*Exercise inputs:*

+ + +

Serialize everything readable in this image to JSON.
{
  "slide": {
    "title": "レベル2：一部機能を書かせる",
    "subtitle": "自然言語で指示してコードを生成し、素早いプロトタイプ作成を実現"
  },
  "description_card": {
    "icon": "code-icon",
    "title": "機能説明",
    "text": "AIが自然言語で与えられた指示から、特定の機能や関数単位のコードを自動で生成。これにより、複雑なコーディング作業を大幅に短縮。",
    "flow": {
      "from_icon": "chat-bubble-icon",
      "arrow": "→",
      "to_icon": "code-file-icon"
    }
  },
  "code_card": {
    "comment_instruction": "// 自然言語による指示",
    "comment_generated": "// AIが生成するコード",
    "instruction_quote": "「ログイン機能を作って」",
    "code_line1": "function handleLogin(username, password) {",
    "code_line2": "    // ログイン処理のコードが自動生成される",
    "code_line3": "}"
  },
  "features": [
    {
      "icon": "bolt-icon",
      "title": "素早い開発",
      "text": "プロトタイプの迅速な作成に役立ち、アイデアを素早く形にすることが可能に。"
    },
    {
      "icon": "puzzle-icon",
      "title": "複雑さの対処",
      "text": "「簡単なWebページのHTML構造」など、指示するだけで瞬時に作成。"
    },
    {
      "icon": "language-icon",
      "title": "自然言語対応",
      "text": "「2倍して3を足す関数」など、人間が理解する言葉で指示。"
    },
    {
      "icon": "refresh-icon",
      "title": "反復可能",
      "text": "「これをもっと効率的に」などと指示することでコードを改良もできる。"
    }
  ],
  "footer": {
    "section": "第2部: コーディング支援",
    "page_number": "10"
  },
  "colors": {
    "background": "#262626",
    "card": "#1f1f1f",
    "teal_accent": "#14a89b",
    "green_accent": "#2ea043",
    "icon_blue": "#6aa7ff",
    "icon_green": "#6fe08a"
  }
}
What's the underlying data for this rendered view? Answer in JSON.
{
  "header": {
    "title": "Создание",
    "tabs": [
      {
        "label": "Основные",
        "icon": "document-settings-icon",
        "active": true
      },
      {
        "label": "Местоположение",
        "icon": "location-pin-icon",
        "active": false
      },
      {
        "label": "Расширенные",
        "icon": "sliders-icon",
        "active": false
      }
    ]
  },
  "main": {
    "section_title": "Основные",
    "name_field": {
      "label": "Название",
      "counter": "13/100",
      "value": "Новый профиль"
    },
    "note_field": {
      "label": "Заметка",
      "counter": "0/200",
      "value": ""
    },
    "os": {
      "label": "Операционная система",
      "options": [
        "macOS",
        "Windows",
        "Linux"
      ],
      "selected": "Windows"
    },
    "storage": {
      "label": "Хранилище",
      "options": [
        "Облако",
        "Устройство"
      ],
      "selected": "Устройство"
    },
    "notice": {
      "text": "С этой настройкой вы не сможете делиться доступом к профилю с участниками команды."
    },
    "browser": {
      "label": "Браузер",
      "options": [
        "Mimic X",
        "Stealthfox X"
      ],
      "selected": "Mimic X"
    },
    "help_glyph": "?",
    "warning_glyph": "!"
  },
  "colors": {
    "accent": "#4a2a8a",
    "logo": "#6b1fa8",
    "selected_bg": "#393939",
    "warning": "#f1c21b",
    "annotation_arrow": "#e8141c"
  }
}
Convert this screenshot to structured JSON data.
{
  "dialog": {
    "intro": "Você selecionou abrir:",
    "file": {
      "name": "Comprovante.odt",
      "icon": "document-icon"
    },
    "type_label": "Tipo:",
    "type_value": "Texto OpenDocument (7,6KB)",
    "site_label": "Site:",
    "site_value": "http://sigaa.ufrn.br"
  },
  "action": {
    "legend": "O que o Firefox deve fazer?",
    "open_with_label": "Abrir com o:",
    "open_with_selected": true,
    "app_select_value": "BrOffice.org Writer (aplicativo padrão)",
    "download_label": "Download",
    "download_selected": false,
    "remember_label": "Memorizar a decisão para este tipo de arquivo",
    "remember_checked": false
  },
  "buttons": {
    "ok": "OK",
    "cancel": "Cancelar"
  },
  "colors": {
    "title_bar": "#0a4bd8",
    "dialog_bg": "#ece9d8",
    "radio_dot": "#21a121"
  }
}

+ + +

*Written problem:* Restate the whole listing exactly, leaving out nothing.

*Exercise result:*
Serialize everything readable in this image to JSON.
{
  "slide": {
    "title": "レベル2：一部機能を書かせる",
    "subtitle": "自然言語で指示してコードを生成し、素早いプロトタイプ作成を実現"
  },
  "description_card": {
    "icon": "code-icon",
    "title": "機能説明",
    "text": "AIが自然言語で与えられた指示から、特定の機能や関数単位のコードを自動で生成。これにより、複雑なコーディング作業を大幅に短縮。",
    "flow": {
      "from_icon": "chat-bubble-icon",
      "arrow": "→",
      "to_icon": "code-file-icon"
    }
  },
  "code_card": {
    "comment_instruction": "// 自然言語による指示",
    "comment_generated": "// AIが生成するコード",
    "instruction_quote": "「ログイン機能を作って」",
    "code_line1": "function handleLogin(username, password) {",
    "code_line2": "    // ログイン処理のコードが自動生成される",
    "code_line3": "}"
  },
  "features": [
    {
      "icon": "bolt-icon",
      "title": "素早い開発",
      "text": "プロトタイプの迅速な作成に役立ち、アイデアを素早く形にすることが可能に。"
    },
    {
      "icon": "puzzle-icon",
      "title": "複雑さの対処",
      "text": "「簡単なWebページのHTML構造」など、指示するだけで瞬時に作成。"
    },
    {
      "icon": "language-icon",
      "title": "自然言語対応",
      "text": "「2倍して3を足す関数」など、人間が理解する言葉で指示。"
    },
    {
      "icon": "refresh-icon",
      "title": "反復可能",
      "text": "「これをもっと効率的に」などと指示することでコードを改良もできる。"
    }
  ],
  "footer": {
    "section": "第2部: コーディング支援",
    "page_number": "10"
  },
  "colors": {
    "background": "#262626",
    "card": "#1f1f1f",
    "teal_accent": "#14a89b",
    "green_accent": "#2ea043",
    "icon_blue": "#6aa7ff",
    "icon_green": "#6fe08a"
  }
}
What's the underlying data for this rendered view? Answer in JSON.
{
  "header": {
    "title": "Создание",
    "tabs": [
      {
        "label": "Основные",
        "icon": "document-settings-icon",
        "active": true
      },
      {
        "label": "Местоположение",
        "icon": "location-pin-icon",
        "active": false
      },
      {
        "label": "Расширенные",
        "icon": "sliders-icon",
        "active": false
      }
    ]
  },
  "main": {
    "section_title": "Основные",
    "name_field": {
      "label": "Название",
      "counter": "13/100",
      "value": "Новый профиль"
    },
    "note_field": {
      "label": "Заметка",
      "counter": "0/200",
      "value": ""
    },
    "os": {
      "label": "Операционная система",
      "options": [
        "macOS",
        "Windows",
        "Linux"
      ],
      "selected": "Windows"
    },
    "storage": {
      "label": "Хранилище",
      "options": [
        "Облако",
        "Устройство"
      ],
      "selected": "Устройство"
    },
    "notice": {
      "text": "С этой настройкой вы не сможете делиться доступом к профилю с участниками команды."
    },
    "browser": {
      "label": "Браузер",
      "options": [
        "Mimic X",
        "Stealthfox X"
      ],
      "selected": "Mimic X"
    },
    "help_glyph": "?",
    "warning_glyph": "!"
  },
  "colors": {
    "accent": "#4a2a8a",
    "logo": "#6b1fa8",
    "selected_bg": "#393939",
    "warning": "#f1c21b",
    "annotation_arrow": "#e8141c"
  }
}
Convert this screenshot to structured JSON data.
{
  "dialog": {
    "intro": "Você selecionou abrir:",
    "file": {
      "name": "Comprovante.odt",
      "icon": "document-icon"
    },
    "type_label": "Tipo:",
    "type_value": "Texto OpenDocument (7,6KB)",
    "site_label": "Site:",
    "site_value": "http://sigaa.ufrn.br"
  },
  "action": {
    "legend": "O que o Firefox deve fazer?",
    "open_with_label": "Abrir com o:",
    "open_with_selected": true,
    "app_select_value": "BrOffice.org Writer (aplicativo padrão)",
    "download_label": "Download",
    "download_selected": false,
    "remember_label": "Memorizar a decisão para este tipo de arquivo",
    "remember_checked": false
  },
  "buttons": {
    "ok": "OK",
    "cancel": "Cancelar"
  },
  "colors": {
    "title_bar": "#0a4bd8",
    "dialog_bg": "#ece9d8",
    "radio_dot": "#21a121"
  }
}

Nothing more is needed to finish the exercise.